Exercise input:

◆ ◆ ◆ ◆ ◆

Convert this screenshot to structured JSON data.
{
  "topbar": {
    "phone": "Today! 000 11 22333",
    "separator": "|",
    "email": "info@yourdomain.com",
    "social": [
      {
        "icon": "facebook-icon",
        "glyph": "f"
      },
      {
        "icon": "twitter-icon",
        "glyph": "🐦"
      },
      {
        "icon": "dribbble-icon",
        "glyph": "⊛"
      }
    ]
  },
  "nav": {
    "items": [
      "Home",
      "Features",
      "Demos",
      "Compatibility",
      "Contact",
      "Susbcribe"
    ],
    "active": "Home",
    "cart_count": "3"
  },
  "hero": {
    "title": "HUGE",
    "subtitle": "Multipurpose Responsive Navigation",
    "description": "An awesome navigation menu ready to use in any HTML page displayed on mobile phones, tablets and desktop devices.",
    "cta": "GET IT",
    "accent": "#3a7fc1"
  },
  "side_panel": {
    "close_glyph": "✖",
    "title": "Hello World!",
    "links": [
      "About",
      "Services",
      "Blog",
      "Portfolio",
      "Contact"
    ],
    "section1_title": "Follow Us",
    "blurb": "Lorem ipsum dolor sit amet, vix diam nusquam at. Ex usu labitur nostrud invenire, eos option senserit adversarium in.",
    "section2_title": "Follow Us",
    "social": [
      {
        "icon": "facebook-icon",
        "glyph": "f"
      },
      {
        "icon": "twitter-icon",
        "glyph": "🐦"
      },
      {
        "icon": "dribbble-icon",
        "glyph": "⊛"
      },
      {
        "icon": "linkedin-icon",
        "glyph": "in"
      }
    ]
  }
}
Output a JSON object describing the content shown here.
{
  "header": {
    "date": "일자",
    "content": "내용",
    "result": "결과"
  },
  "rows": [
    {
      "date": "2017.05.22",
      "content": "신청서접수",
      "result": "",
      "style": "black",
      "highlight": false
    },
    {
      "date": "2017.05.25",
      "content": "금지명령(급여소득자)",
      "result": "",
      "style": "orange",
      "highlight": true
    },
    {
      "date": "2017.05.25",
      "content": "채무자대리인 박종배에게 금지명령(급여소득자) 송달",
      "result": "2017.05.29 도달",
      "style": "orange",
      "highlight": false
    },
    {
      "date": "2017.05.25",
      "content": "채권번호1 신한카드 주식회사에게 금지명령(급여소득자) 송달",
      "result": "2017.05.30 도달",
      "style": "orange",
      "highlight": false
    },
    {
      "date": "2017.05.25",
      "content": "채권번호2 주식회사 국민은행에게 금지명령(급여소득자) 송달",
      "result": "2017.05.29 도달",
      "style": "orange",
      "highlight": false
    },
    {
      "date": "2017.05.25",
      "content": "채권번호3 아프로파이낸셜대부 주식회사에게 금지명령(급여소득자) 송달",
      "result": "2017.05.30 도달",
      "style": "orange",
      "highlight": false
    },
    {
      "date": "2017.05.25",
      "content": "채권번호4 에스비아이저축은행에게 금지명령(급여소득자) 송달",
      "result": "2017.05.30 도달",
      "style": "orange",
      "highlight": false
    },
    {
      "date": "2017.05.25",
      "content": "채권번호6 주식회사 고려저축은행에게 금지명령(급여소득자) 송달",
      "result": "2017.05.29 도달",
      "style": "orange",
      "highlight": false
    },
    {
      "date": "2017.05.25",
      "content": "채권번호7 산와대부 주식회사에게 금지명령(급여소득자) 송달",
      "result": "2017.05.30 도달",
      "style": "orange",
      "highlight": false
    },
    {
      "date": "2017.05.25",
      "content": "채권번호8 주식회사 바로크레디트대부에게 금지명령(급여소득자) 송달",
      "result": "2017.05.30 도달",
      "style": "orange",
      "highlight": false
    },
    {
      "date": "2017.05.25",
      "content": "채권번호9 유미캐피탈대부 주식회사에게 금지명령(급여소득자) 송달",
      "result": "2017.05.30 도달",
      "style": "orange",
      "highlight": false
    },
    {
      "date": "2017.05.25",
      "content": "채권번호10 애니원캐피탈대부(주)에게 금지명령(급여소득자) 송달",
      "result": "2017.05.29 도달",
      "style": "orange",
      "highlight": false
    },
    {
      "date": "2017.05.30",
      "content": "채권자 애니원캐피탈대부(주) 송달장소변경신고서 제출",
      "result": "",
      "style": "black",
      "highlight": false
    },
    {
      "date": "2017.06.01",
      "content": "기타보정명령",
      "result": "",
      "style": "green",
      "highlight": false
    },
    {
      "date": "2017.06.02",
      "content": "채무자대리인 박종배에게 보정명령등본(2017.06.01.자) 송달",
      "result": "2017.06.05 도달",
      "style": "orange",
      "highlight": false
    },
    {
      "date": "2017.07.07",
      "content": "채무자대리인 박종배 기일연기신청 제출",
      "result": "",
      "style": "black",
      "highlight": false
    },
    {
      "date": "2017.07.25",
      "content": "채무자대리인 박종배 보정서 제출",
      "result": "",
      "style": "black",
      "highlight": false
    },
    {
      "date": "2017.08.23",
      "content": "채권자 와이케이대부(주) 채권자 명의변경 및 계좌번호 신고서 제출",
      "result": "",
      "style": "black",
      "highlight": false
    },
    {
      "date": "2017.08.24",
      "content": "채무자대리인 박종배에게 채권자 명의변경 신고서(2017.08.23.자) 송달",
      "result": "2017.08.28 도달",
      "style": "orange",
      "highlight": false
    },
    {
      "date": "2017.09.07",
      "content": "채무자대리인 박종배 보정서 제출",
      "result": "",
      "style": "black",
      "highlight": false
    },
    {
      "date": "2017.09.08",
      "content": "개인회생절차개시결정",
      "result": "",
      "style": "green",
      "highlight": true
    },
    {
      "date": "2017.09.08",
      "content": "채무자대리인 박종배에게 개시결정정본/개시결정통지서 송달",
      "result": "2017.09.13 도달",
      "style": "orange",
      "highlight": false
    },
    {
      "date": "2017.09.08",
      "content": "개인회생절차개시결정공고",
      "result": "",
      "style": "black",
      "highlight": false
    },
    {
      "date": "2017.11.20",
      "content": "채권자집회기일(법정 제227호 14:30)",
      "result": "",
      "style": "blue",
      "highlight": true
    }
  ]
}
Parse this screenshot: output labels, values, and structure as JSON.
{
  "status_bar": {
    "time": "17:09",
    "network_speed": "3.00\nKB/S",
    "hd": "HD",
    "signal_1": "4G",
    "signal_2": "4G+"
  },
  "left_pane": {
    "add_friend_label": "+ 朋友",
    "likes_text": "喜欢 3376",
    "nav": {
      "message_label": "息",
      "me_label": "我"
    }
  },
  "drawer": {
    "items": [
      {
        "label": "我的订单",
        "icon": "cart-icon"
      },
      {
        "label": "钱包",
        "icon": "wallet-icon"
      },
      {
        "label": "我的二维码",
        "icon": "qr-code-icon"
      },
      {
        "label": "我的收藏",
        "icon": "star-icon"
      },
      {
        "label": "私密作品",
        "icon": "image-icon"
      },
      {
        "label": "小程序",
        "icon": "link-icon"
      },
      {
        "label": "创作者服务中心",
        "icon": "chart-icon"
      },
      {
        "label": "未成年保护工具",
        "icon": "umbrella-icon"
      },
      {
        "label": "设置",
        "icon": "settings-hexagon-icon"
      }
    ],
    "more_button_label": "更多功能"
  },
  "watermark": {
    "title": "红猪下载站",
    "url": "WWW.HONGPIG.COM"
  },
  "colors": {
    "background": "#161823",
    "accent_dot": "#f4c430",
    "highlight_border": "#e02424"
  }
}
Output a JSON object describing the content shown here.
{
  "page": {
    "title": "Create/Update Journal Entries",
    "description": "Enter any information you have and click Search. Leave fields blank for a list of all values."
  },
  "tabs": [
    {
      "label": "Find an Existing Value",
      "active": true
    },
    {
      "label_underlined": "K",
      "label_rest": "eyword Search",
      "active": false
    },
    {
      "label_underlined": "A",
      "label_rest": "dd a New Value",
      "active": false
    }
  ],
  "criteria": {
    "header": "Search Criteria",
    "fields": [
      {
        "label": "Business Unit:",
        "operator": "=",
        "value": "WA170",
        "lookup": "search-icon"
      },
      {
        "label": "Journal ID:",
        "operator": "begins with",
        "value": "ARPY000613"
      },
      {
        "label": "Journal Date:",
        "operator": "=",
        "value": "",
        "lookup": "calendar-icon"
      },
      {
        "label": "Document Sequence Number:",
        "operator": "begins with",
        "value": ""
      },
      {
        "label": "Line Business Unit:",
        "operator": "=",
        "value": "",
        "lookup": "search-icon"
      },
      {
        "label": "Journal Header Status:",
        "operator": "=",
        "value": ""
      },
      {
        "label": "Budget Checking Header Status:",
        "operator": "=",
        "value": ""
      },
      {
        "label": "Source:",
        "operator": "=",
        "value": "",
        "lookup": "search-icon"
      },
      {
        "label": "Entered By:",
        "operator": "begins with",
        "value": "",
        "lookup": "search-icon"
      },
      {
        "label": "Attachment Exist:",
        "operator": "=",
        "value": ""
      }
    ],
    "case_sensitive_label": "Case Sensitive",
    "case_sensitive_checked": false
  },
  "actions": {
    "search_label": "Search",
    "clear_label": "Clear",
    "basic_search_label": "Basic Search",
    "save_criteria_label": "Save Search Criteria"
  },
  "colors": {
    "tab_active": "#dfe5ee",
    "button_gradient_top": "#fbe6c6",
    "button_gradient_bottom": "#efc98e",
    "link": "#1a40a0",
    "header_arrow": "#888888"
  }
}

◆ ◆ ◆ ◆ ◆

Problem description: Among the lines of the material, find those that hold the word "급여소득자" and copy them.

Problem solution:
      "content": "금지명령(급여소득자)",
      "content": "채무자대리인 박종배에게 금지명령(급여소득자) 송달",
      "content": "채권번호1 신한카드 주식회사에게 금지명령(급여소득자) 송달",
      "content": "채권번호2 주식회사 국민은행에게 금지명령(급여소득자) 송달",
      "content": "채권번호3 아프로파이낸셜대부 주식회사에게 금지명령(급여소득자) 송달",
      "content": "채권번호4 에스비아이저축은행에게 금지명령(급여소득자) 송달",
      "content": "채권번호6 주식회사 고려저축은행에게 금지명령(급여소득자) 송달",
      "content": "채권번호7 산와대부 주식회사에게 금지명령(급여소득자) 송달",
      "content": "채권번호8 주식회사 바로크레디트대부에게 금지명령(급여소득자) 송달",
      "content": "채권번호9 유미캐피탈대부 주식회사에게 금지명령(급여소득자) 송달",
      "content": "채권번호10 애니원캐피탈대부(주)에게 금지명령(급여소득자) 송달",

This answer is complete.